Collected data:
※
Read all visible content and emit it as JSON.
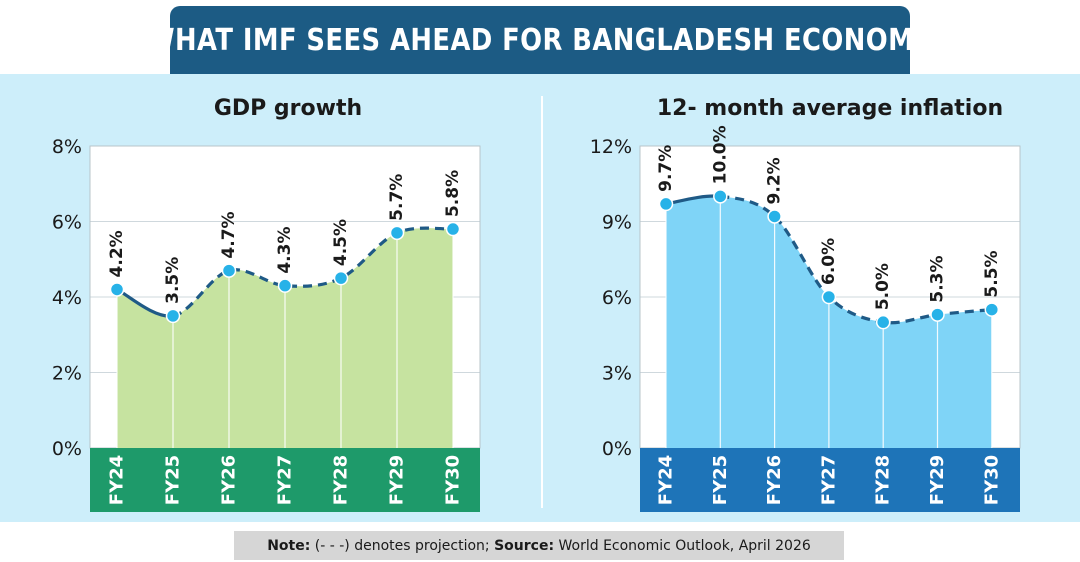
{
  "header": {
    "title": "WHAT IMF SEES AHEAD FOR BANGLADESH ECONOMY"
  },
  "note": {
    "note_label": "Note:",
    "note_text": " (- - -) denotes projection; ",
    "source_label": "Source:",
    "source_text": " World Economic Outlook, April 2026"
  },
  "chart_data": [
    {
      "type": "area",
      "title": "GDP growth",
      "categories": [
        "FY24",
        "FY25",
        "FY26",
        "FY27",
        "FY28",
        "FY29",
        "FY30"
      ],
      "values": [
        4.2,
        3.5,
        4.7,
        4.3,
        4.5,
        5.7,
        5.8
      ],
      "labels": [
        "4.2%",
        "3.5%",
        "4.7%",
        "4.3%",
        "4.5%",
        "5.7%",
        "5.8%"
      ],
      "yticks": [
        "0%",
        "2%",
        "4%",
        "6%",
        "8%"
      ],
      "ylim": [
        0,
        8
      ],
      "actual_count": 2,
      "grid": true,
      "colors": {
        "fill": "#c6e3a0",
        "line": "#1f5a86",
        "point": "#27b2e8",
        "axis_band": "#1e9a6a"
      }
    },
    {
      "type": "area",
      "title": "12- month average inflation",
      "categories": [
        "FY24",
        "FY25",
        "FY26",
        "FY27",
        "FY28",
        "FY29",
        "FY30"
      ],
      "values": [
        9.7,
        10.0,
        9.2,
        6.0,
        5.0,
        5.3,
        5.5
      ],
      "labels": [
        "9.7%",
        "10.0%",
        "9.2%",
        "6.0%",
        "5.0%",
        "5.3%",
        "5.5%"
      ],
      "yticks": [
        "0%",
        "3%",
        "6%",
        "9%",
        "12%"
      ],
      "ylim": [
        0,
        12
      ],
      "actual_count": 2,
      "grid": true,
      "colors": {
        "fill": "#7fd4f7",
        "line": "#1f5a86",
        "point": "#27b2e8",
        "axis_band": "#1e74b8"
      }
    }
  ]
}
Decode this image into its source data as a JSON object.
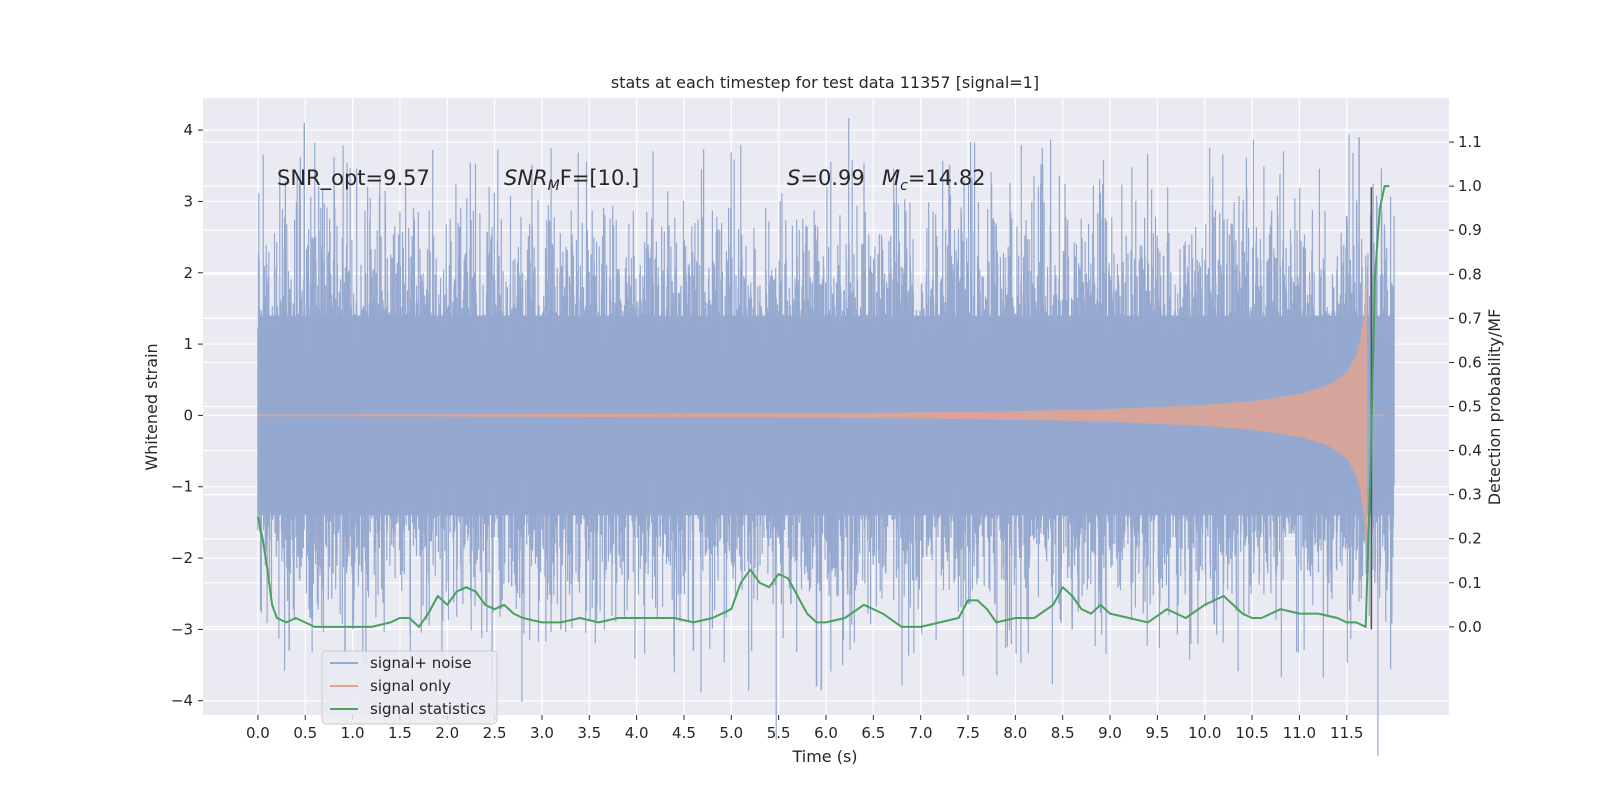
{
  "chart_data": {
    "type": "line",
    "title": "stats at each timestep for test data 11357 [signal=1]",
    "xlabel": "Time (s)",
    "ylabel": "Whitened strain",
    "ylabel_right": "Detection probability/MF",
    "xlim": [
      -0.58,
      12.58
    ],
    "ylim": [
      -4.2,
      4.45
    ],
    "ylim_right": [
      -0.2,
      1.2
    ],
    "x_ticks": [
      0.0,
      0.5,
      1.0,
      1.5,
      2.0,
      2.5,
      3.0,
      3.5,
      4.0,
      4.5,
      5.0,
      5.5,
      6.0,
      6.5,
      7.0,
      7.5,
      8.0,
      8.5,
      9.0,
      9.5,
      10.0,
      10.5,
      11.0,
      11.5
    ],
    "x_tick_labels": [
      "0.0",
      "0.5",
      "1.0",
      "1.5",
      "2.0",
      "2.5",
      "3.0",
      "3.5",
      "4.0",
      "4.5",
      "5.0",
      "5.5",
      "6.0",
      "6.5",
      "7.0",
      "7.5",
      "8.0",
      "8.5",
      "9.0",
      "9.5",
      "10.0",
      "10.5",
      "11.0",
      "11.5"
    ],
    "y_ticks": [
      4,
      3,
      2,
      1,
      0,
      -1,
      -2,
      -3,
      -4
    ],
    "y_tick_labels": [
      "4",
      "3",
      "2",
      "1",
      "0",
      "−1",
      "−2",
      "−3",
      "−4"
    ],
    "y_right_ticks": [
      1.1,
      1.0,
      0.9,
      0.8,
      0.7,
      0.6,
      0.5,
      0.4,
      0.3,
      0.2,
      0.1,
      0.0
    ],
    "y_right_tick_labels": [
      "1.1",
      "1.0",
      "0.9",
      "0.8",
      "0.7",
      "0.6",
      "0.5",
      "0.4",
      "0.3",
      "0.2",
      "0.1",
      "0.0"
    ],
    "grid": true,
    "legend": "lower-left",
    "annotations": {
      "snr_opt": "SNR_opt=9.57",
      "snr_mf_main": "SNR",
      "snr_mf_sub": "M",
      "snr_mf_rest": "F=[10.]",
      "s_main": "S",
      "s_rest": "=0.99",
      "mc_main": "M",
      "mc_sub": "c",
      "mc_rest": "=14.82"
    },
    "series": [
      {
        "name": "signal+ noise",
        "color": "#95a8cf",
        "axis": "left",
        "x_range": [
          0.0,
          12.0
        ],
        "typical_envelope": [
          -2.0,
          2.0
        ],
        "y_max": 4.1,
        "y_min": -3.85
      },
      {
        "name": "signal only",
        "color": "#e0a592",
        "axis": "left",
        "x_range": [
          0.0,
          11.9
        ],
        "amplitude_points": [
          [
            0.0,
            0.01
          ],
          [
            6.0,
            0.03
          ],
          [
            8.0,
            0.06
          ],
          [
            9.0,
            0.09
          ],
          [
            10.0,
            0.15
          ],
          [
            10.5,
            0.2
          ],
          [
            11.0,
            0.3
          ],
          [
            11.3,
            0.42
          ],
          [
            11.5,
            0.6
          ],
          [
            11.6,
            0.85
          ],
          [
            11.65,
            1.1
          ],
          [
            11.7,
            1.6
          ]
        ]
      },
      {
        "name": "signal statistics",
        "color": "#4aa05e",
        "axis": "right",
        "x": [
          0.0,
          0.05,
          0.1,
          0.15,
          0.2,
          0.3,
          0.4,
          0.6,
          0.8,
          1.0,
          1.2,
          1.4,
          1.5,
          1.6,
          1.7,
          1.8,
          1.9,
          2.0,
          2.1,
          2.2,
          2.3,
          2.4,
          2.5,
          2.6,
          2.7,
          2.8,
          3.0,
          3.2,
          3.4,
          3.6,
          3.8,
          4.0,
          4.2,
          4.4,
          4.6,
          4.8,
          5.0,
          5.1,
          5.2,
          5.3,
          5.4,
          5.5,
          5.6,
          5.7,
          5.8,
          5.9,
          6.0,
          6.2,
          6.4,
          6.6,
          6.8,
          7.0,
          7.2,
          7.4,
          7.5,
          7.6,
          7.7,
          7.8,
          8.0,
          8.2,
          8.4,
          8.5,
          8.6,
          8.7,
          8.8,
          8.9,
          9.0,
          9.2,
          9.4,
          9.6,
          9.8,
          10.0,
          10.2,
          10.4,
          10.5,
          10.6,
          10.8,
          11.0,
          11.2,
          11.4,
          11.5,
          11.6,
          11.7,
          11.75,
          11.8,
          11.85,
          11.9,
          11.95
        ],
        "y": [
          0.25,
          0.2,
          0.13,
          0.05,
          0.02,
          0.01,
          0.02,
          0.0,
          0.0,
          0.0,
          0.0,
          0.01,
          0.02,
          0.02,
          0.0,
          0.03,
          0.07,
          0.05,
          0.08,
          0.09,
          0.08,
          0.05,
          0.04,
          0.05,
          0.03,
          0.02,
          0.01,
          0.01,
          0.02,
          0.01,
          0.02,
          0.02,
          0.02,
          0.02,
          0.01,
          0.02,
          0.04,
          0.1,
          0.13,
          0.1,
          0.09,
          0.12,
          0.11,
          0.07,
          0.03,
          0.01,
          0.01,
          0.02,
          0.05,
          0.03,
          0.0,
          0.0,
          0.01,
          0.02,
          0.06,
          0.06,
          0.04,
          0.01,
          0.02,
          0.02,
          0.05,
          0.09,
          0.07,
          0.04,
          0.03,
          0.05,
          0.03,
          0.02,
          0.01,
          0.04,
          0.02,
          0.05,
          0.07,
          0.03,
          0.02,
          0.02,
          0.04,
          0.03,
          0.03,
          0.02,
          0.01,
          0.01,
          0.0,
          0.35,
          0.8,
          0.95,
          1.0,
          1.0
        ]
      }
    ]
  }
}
※
◆ Task requirements:
Repeat the listing verbatim. Skip the pictures.

◆ Expected output:
Read all visible content and emit it as JSON.
{
  "header": {
    "title": "WHAT IMF SEES AHEAD FOR BANGLADESH ECONOMY"
  },
  "note": {
    "note_label": "Note:",
    "note_text": " (- - -) denotes projection; ",
    "source_label": "Source:",
    "source_text": " World Economic Outlook, April 2026"
  },
  "chart_data": [
    {
      "type": "area",
      "title": "GDP growth",
      "categories": [
        "FY24",
        "FY25",
        "FY26",
        "FY27",
        "FY28",
        "FY29",
        "FY30"
      ],
      "values": [
        4.2,
        3.5,
        4.7,
        4.3,
        4.5,
        5.7,
        5.8
      ],
      "labels": [
        "4.2%",
        "3.5%",
        "4.7%",
        "4.3%",
        "4.5%",
        "5.7%",
        "5.8%"
      ],
      "yticks": [
        "0%",
        "2%",
        "4%",
        "6%",
        "8%"
      ],
      "ylim": [
        0,
        8
      ],
      "actual_count": 2,
      "grid": true,
      "colors": {
        "fill": "#c6e3a0",
        "line": "#1f5a86",
        "point": "#27b2e8",
        "axis_band": "#1e9a6a"
      }
    },
    {
      "type": "area",
      "title": "12- month average inflation",
      "categories": [
        "FY24",
        "FY25",
        "FY26",
        "FY27",
        "FY28",
        "FY29",
        "FY30"
      ],
      "values": [
        9.7,
        10.0,
        9.2,
        6.0,
        5.0,
        5.3,
        5.5
      ],
      "labels": [
        "9.7%",
        "10.0%",
        "9.2%",
        "6.0%",
        "5.0%",
        "5.3%",
        "5.5%"
      ],
      "yticks": [
        "0%",
        "3%",
        "6%",
        "9%",
        "12%"
      ],
      "ylim": [
        0,
        12
      ],
      "actual_count": 2,
      "grid": true,
      "colors": {
        "fill": "#7fd4f7",
        "line": "#1f5a86",
        "point": "#27b2e8",
        "axis_band": "#1e74b8"
      }
    }
  ]
}
Decode this image into its source data as a JSON object.
{
  "chart_data": {
    "type": "line",
    "title": "stats at each timestep for test data 11357 [signal=1]",
    "xlabel": "Time (s)",
    "ylabel": "Whitened strain",
    "ylabel_right": "Detection probability/MF",
    "xlim": [
      -0.58,
      12.58
    ],
    "ylim": [
      -4.2,
      4.45
    ],
    "ylim_right": [
      -0.2,
      1.2
    ],
    "x_ticks": [
      0.0,
      0.5,
      1.0,
      1.5,
      2.0,
      2.5,
      3.0,
      3.5,
      4.0,
      4.5,
      5.0,
      5.5,
      6.0,
      6.5,
      7.0,
      7.5,
      8.0,
      8.5,
      9.0,
      9.5,
      10.0,
      10.5,
      11.0,
      11.5
    ],
    "x_tick_labels": [
      "0.0",
      "0.5",
      "1.0",
      "1.5",
      "2.0",
      "2.5",
      "3.0",
      "3.5",
      "4.0",
      "4.5",
      "5.0",
      "5.5",
      "6.0",
      "6.5",
      "7.0",
      "7.5",
      "8.0",
      "8.5",
      "9.0",
      "9.5",
      "10.0",
      "10.5",
      "11.0",
      "11.5"
    ],
    "y_ticks": [
      4,
      3,
      2,
      1,
      0,
      -1,
      -2,
      -3,
      -4
    ],
    "y_tick_labels": [
      "4",
      "3",
      "2",
      "1",
      "0",
      "−1",
      "−2",
      "−3",
      "−4"
    ],
    "y_right_ticks": [
      1.1,
      1.0,
      0.9,
      0.8,
      0.7,
      0.6,
      0.5,
      0.4,
      0.3,
      0.2,
      0.1,
      0.0
    ],
    "y_right_tick_labels": [
      "1.1",
      "1.0",
      "0.9",
      "0.8",
      "0.7",
      "0.6",
      "0.5",
      "0.4",
      "0.3",
      "0.2",
      "0.1",
      "0.0"
    ],
    "grid": true,
    "legend": "lower-left",
    "annotations": {
      "snr_opt": "SNR_opt=9.57",
      "snr_mf_main": "SNR",
      "snr_mf_sub": "M",
      "snr_mf_rest": "F=[10.]",
      "s_main": "S",
      "s_rest": "=0.99",
      "mc_main": "M",
      "mc_sub": "c",
      "mc_rest": "=14.82"
    },
    "series": [
      {
        "name": "signal+ noise",
        "color": "#95a8cf",
        "axis": "left",
        "x_range": [
          0.0,
          12.0
        ],
        "typical_envelope": [
          -2.0,
          2.0
        ],
        "y_max": 4.1,
        "y_min": -3.85
      },
      {
        "name": "signal only",
        "color": "#e0a592",
        "axis": "left",
        "x_range": [
          0.0,
          11.9
        ],
        "amplitude_points": [
          [
            0.0,
            0.01
          ],
          [
            6.0,
            0.03
          ],
          [
            8.0,
            0.06
          ],
          [
            9.0,
            0.09
          ],
          [
            10.0,
            0.15
          ],
          [
            10.5,
            0.2
          ],
          [
            11.0,
            0.3
          ],
          [
            11.3,
            0.42
          ],
          [
            11.5,
            0.6
          ],
          [
            11.6,
            0.85
          ],
          [
            11.65,
            1.1
          ],
          [
            11.7,
            1.6
          ]
        ]
      },
      {
        "name": "signal statistics",
        "color": "#4aa05e",
        "axis": "right",
        "x": [
          0.0,
          0.05,
          0.1,
          0.15,
          0.2,
          0.3,
          0.4,
          0.6,
          0.8,
          1.0,
          1.2,
          1.4,
          1.5,
          1.6,
          1.7,
          1.8,
          1.9,
          2.0,
          2.1,
          2.2,
          2.3,
          2.4,
          2.5,
          2.6,
          2.7,
          2.8,
          3.0,
          3.2,
          3.4,
          3.6,
          3.8,
          4.0,
          4.2,
          4.4,
          4.6,
          4.8,
          5.0,
          5.1,
          5.2,
          5.3,
          5.4,
          5.5,
          5.6,
          5.7,
          5.8,
          5.9,
          6.0,
          6.2,
          6.4,
          6.6,
          6.8,
          7.0,
          7.2,
          7.4,
          7.5,
          7.6,
          7.7,
          7.8,
          8.0,
          8.2,
          8.4,
          8.5,
          8.6,
          8.7,
          8.8,
          8.9,
          9.0,
          9.2,
          9.4,
          9.6,
          9.8,
          10.0,
          10.2,
          10.4,
          10.5,
          10.6,
          10.8,
          11.0,
          11.2,
          11.4,
          11.5,
          11.6,
          11.7,
          11.75,
          11.8,
          11.85,
          11.9,
          11.95
        ],
        "y": [
          0.25,
          0.2,
          0.13,
          0.05,
          0.02,
          0.01,
          0.02,
          0.0,
          0.0,
          0.0,
          0.0,
          0.01,
          0.02,
          0.02,
          0.0,
          0.03,
          0.07,
          0.05,
          0.08,
          0.09,
          0.08,
          0.05,
          0.04,
          0.05,
          0.03,
          0.02,
          0.01,
          0.01,
          0.02,
          0.01,
          0.02,
          0.02,
          0.02,
          0.02,
          0.01,
          0.02,
          0.04,
          0.1,
          0.13,
          0.1,
          0.09,
          0.12,
          0.11,
          0.07,
          0.03,
          0.01,
          0.01,
          0.02,
          0.05,
          0.03,
          0.0,
          0.0,
          0.01,
          0.02,
          0.06,
          0.06,
          0.04,
          0.01,
          0.02,
          0.02,
          0.05,
          0.09,
          0.07,
          0.04,
          0.03,
          0.05,
          0.03,
          0.02,
          0.01,
          0.04,
          0.02,
          0.05,
          0.07,
          0.03,
          0.02,
          0.02,
          0.04,
          0.03,
          0.03,
          0.02,
          0.01,
          0.01,
          0.0,
          0.35,
          0.8,
          0.95,
          1.0,
          1.0
        ]
      }
    ]
  }
}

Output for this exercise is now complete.